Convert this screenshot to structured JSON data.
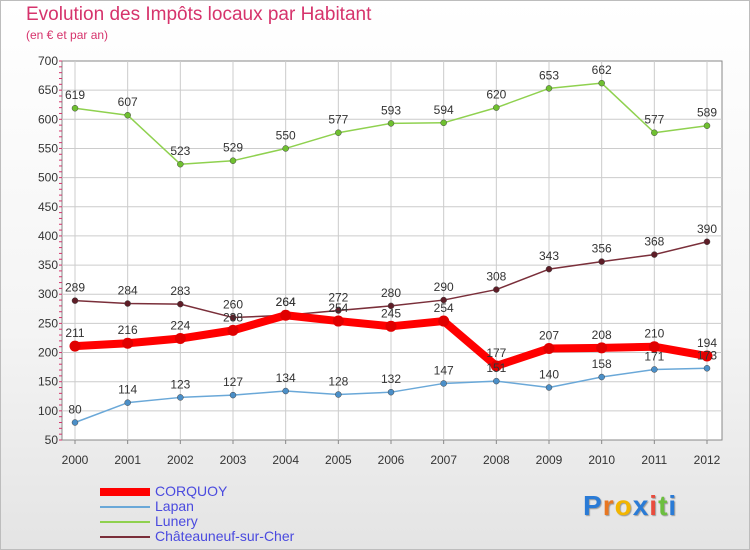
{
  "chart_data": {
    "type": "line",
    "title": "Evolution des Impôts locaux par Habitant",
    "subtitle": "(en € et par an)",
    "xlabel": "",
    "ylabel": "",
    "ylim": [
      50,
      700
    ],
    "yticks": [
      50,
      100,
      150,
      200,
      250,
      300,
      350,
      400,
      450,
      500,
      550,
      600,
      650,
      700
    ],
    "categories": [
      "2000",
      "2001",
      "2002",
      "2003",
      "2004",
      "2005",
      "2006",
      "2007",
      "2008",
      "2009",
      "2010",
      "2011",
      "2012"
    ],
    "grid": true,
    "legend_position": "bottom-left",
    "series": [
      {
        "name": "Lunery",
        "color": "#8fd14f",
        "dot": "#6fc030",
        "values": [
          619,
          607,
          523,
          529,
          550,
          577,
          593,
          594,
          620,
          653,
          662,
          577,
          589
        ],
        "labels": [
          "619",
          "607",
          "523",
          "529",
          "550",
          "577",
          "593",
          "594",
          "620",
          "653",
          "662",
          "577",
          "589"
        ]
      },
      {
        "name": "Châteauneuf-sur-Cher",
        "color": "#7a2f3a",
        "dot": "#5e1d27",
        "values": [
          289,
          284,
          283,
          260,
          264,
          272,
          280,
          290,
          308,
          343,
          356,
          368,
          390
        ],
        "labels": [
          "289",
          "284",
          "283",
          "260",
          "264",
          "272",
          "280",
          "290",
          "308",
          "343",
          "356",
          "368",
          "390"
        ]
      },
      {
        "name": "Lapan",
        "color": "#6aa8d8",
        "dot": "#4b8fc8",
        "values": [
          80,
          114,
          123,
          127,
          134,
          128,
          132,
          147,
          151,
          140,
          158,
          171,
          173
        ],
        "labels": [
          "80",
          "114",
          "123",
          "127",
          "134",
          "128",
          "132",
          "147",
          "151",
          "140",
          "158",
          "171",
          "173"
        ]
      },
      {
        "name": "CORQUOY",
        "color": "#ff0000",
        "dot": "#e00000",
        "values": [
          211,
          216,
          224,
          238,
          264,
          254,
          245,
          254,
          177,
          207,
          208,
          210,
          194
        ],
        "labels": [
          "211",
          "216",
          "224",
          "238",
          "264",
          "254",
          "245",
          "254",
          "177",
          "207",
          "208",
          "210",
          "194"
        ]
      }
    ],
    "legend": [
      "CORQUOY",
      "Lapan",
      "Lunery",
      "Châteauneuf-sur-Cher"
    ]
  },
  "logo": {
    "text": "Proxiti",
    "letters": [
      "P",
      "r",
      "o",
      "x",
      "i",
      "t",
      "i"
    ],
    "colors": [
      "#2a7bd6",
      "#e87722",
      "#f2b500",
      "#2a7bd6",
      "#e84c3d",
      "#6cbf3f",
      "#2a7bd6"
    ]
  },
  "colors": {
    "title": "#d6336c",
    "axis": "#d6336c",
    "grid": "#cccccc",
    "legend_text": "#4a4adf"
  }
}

==

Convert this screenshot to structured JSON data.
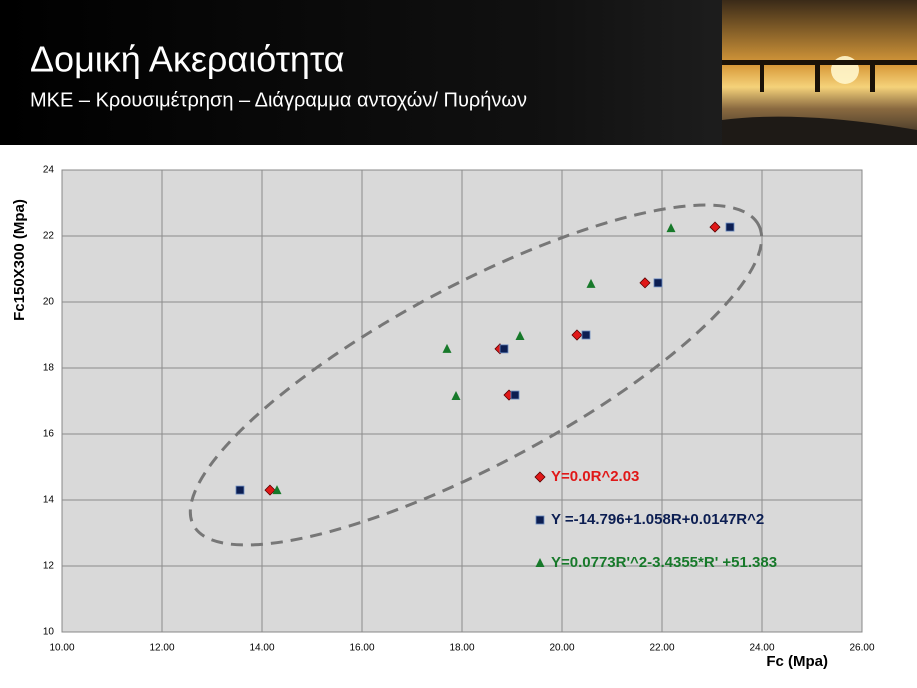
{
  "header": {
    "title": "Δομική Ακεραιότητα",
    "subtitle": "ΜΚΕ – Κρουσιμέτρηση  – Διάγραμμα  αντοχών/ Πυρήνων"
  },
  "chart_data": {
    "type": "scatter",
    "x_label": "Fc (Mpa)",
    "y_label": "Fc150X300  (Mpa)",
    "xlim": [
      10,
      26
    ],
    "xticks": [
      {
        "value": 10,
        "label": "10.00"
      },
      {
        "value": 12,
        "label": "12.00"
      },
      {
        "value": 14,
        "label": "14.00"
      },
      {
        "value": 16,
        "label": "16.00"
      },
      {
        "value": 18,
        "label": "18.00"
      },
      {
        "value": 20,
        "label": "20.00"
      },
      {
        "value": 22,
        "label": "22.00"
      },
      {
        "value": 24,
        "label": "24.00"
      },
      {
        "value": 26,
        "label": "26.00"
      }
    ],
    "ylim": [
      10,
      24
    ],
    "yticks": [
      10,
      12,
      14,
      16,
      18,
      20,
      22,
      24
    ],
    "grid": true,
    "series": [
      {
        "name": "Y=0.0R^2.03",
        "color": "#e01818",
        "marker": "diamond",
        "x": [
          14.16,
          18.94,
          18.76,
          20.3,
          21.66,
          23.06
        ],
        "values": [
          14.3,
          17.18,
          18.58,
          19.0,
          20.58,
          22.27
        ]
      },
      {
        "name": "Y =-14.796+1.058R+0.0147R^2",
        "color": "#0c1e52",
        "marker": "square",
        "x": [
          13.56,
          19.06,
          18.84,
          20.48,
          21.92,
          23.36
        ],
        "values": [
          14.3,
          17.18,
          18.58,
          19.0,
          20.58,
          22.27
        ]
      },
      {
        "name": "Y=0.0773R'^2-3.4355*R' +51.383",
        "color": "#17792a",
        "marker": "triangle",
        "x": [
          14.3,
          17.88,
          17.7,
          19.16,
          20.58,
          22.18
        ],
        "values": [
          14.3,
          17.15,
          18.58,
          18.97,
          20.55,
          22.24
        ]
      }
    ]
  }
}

## Instruction
Filter lines by "Cher" and return each hit.

## Result of the task
        "name": "Châteauneuf-sur-Cher",
      "Châteauneuf-sur-Cher"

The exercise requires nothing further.